Rewrite every line of the rows below as a JSON list of strings, one string per line, and leave out any blank lines.

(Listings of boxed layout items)
• • • • •
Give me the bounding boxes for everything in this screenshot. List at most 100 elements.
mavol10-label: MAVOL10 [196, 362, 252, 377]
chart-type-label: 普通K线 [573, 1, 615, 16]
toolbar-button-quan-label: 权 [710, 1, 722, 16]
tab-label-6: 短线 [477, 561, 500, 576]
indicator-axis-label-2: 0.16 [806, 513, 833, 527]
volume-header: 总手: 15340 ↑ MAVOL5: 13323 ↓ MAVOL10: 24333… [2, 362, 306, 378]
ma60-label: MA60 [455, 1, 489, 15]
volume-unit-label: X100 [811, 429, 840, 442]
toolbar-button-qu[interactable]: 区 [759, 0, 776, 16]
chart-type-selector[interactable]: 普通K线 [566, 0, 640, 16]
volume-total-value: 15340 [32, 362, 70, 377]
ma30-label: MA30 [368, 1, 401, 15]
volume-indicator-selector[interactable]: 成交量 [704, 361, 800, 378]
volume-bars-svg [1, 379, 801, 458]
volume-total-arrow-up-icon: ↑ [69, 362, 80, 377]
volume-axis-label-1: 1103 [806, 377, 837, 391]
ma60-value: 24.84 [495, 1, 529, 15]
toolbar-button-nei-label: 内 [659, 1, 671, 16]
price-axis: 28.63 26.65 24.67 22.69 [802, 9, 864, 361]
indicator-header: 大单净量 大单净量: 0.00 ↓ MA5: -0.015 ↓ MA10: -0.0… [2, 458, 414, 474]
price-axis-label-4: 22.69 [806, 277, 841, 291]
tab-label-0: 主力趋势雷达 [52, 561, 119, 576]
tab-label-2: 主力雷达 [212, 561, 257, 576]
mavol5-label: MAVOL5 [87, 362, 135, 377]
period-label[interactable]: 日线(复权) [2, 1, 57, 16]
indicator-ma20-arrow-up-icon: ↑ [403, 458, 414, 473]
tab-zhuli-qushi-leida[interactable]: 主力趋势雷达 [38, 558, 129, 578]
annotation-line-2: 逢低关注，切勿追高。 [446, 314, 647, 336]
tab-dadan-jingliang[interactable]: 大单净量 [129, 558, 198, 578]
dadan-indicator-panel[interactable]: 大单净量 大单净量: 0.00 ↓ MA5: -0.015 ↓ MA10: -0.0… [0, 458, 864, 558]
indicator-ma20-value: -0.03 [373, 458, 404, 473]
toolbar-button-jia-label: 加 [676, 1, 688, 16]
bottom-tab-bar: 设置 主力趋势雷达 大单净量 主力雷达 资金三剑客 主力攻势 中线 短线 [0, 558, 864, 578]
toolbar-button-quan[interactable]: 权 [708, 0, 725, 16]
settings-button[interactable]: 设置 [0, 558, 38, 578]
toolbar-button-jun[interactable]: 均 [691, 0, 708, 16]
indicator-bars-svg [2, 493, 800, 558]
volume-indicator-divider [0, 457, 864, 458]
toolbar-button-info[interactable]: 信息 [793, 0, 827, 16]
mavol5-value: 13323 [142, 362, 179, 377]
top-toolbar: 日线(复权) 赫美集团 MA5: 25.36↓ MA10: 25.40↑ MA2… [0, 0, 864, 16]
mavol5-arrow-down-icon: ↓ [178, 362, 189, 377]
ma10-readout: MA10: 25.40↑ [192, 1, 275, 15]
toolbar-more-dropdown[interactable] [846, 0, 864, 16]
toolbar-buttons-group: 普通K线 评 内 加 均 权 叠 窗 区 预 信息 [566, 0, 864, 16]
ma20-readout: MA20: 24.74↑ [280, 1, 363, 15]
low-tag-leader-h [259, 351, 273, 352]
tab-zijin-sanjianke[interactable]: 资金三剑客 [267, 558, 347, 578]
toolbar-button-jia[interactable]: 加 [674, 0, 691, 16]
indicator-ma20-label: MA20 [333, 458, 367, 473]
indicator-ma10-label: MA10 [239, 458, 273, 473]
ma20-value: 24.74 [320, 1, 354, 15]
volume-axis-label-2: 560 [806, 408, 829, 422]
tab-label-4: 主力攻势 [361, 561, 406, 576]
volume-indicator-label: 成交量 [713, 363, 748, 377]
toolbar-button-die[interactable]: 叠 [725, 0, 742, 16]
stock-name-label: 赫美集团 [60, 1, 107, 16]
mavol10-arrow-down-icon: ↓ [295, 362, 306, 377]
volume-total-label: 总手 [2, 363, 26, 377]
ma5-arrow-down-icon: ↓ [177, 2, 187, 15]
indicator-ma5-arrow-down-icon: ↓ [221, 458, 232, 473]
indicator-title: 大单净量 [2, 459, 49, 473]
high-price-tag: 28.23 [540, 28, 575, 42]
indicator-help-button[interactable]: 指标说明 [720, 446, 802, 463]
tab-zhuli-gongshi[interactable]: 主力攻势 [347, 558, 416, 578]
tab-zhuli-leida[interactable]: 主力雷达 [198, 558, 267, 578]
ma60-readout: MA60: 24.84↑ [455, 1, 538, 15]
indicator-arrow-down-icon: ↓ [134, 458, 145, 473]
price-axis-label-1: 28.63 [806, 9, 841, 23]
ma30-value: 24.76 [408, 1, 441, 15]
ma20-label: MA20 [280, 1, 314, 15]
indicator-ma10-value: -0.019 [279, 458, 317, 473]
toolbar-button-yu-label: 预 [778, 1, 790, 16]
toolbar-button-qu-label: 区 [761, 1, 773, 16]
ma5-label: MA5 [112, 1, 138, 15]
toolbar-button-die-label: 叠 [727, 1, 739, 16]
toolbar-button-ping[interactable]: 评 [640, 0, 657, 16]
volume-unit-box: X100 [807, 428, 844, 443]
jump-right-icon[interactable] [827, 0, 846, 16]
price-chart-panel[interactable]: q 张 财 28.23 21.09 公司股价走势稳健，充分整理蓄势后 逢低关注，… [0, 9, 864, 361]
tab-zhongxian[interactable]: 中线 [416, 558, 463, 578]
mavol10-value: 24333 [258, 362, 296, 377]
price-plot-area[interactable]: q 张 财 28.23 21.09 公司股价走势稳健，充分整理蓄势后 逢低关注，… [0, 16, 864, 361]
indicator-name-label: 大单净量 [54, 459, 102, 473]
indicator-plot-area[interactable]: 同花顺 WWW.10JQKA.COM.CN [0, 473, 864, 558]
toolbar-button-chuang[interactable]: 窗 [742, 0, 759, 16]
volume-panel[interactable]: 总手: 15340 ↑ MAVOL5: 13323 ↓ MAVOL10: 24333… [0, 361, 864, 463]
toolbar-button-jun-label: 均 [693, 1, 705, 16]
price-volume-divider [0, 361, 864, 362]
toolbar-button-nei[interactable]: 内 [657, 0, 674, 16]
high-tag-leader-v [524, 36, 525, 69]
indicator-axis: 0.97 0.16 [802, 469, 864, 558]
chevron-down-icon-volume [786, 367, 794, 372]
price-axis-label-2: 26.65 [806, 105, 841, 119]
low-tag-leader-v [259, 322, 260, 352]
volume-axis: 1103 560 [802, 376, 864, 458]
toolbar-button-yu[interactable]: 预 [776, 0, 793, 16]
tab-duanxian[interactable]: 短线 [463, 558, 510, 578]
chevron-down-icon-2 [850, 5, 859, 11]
• • • • •
**REPLY:**
[
  "Give me the bounding boxes for everything in this screenshot. List at most 100 elements.",
  "mavol10-label: MAVOL10 [196, 362, 252, 377]",
  "chart-type-label: 普通K线 [573, 1, 615, 16]",
  "toolbar-button-quan-label: 权 [710, 1, 722, 16]",
  "tab-label-6: 短线 [477, 561, 500, 576]",
  "indicator-axis-label-2: 0.16 [806, 513, 833, 527]",
  "volume-header: 总手: 15340 ↑ MAVOL5: 13323 ↓ MAVOL10: 24333… [2, 362, 306, 378]",
  "ma60-label: MA60 [455, 1, 489, 15]",
  "volume-unit-label: X100 [811, 429, 840, 442]",
  "toolbar-button-qu[interactable]: 区 [759, 0, 776, 16]",
  "chart-type-selector[interactable]: 普通K线 [566, 0, 640, 16]",
  "volume-total-value: 15340 [32, 362, 70, 377]",
  "ma30-label: MA30 [368, 1, 401, 15]",
  "volume-indicator-selector[interactable]: 成交量 [704, 361, 800, 378]",
  "volume-bars-svg [1, 379, 801, 458]",
  "volume-total-arrow-up-icon: ↑ [69, 362, 80, 377]",
  "volume-axis-label-1: 1103 [806, 377, 837, 391]",
  "ma60-value: 24.84 [495, 1, 529, 15]",
  "toolbar-button-nei-label: 内 [659, 1, 671, 16]",
  "price-axis: 28.63 26.65 24.67 22.69 [802, 9, 864, 361]",
  "indicator-header: 大单净量 大单净量: 0.00 ↓ MA5: -0.015 ↓ MA10: -0.0… [2, 458, 414, 474]",
  "price-axis-label-4: 22.69 [806, 277, 841, 291]",
  "tab-label-0: 主力趋势雷达 [52, 561, 119, 576]",
  "tab-label-2: 主力雷达 [212, 561, 257, 576]",
  "mavol5-label: MAVOL5 [87, 362, 135, 377]",
  "period-label[interactable]: 日线(复权) [2, 1, 57, 16]",
  "indicator-ma20-arrow-up-icon: ↑ [403, 458, 414, 473]",
  "tab-zhuli-qushi-leida[interactable]: 主力趋势雷达 [38, 558, 129, 578]",
  "annotation-line-2: 逢低关注，切勿追高。 [446, 314, 647, 336]",
  "tab-dadan-jingliang[interactable]: 大单净量 [129, 558, 198, 578]",
  "dadan-indicator-panel[interactable]: 大单净量 大单净量: 0.00 ↓ MA5: -0.015 ↓ MA10: -0.0… [0, 458, 864, 558]",
  "indicator-ma20-value: -0.03 [373, 458, 404, 473]",
  "toolbar-button-jia-label: 加 [676, 1, 688, 16]",
  "bottom-tab-bar: 设置 主力趋势雷达 大单净量 主力雷达 资金三剑客 主力攻势 中线 短线 [0, 558, 864, 578]",
  "toolbar-button-quan[interactable]: 权 [708, 0, 725, 16]",
  "settings-button[interactable]: 设置 [0, 558, 38, 578]",
  "toolbar-button-jun[interactable]: 均 [691, 0, 708, 16]",
  "indicator-bars-svg [2, 493, 800, 558]",
  "volume-indicator-divider [0, 457, 864, 458]",
  "toolbar-button-info[interactable]: 信息 [793, 0, 827, 16]",
  "mavol5-value: 13323 [142, 362, 179, 377]",
  "top-toolbar: 日线(复权) 赫美集团 MA5: 25.36↓ MA10: 25.40↑ MA2… [0, 0, 864, 16]",
  "mavol5-arrow-down-icon: ↓ [178, 362, 189, 377]",
  "ma10-readout: MA10: 25.40↑ [192, 1, 275, 15]",
  "toolbar-more-dropdown[interactable] [846, 0, 864, 16]",
  "toolbar-buttons-group: 普通K线 评 内 加 均 权 叠 窗 区 预 信息 [566, 0, 864, 16]",
  "ma20-readout: MA20: 24.74↑ [280, 1, 363, 15]",
  "low-tag-leader-h [259, 351, 273, 352]",
  "tab-zijin-sanjianke[interactable]: 资金三剑客 [267, 558, 347, 578]",
  "toolbar-button-jia[interactable]: 加 [674, 0, 691, 16]",
  "indicator-ma20-label: MA20 [333, 458, 367, 473]",
  "indicator-ma10-label: MA10 [239, 458, 273, 473]",
  "ma20-value: 24.74 [320, 1, 354, 15]",
  "volume-axis-label-2: 560 [806, 408, 829, 422]",
  "tab-label-4: 主力攻势 [361, 561, 406, 576]",
  "volume-indicator-label: 成交量 [713, 363, 748, 377]",
  "toolbar-button-die[interactable]: 叠 [725, 0, 742, 16]",
  "stock-name-label: 赫美集团 [60, 1, 107, 16]",
  "mavol10-arrow-down-icon: ↓ [295, 362, 306, 377]",
  "volume-total-label: 总手 [2, 363, 26, 377]",
  "ma5-arrow-down-icon: ↓ [177, 2, 187, 15]",
  "indicator-ma5-arrow-down-icon: ↓ [221, 458, 232, 473]",
  "indicator-title: 大单净量 [2, 459, 49, 473]",
  "high-price-tag: 28.23 [540, 28, 575, 42]",
  "indicator-help-button[interactable]: 指标说明 [720, 446, 802, 463]",
  "tab-zhuli-gongshi[interactable]: 主力攻势 [347, 558, 416, 578]",
  "tab-zhuli-leida[interactable]: 主力雷达 [198, 558, 267, 578]",
  "ma60-readout: MA60: 24.84↑ [455, 1, 538, 15]",
  "indicator-arrow-down-icon: ↓ [134, 458, 145, 473]",
  "price-axis-label-1: 28.63 [806, 9, 841, 23]",
  "ma30-value: 24.76 [408, 1, 441, 15]",
  "ma20-label: MA20 [280, 1, 314, 15]",
  "indicator-ma10-value: -0.019 [279, 458, 317, 473]",
  "toolbar-button-yu-label: 预 [778, 1, 790, 16]",
  "toolbar-button-qu-label: 区 [761, 1, 773, 16]",
  "ma5-label: MA5 [112, 1, 138, 15]",
  "toolbar-button-die-label: 叠 [727, 1, 739, 16]",
  "toolbar-button-ping[interactable]: 评 [640, 0, 657, 16]",
  "volume-unit-box: X100 [807, 428, 844, 443]",
  "jump-right-icon[interactable] [827, 0, 846, 16]",
  "price-chart-panel[interactable]: q 张 财 28.23 21.09 公司股价走势稳健，充分整理蓄势后 逢低关注，… [0, 9, 864, 361]",
  "tab-zhongxian[interactable]: 中线 [416, 558, 463, 578]",
  "mavol10-value: 24333 [258, 362, 296, 377]",
  "price-plot-area[interactable]: q 张 财 28.23 21.09 公司股价走势稳健，充分整理蓄势后 逢低关注，… [0, 16, 864, 361]",
  "indicator-name-label: 大单净量 [54, 459, 102, 473]",
  "indicator-plot-area[interactable]: 同花顺 WWW.10JQKA.COM.CN [0, 473, 864, 558]",
  "toolbar-button-chuang[interactable]: 窗 [742, 0, 759, 16]",
  "volume-panel[interactable]: 总手: 15340 ↑ MAVOL5: 13323 ↓ MAVOL10: 24333… [0, 361, 864, 463]",
  "toolbar-button-jun-label: 均 [693, 1, 705, 16]",
  "price-volume-divider [0, 361, 864, 362]",
  "toolbar-button-nei[interactable]: 内 [657, 0, 674, 16]",
  "high-tag-leader-v [524, 36, 525, 69]",
  "indicator-axis: 0.97 0.16 [802, 469, 864, 558]",
  "chevron-down-icon-volume [786, 367, 794, 372]",
  "price-axis-label-2: 26.65 [806, 105, 841, 119]",
  "low-tag-leader-v [259, 322, 260, 352]",
  "volume-axis: 1103 560 [802, 376, 864, 458]",
  "toolbar-button-yu[interactable]: 预 [776, 0, 793, 16]",
  "tab-duanxian[interactable]: 短线 [463, 558, 510, 578]",
  "chevron-down-icon-2 [850, 5, 859, 11]"
]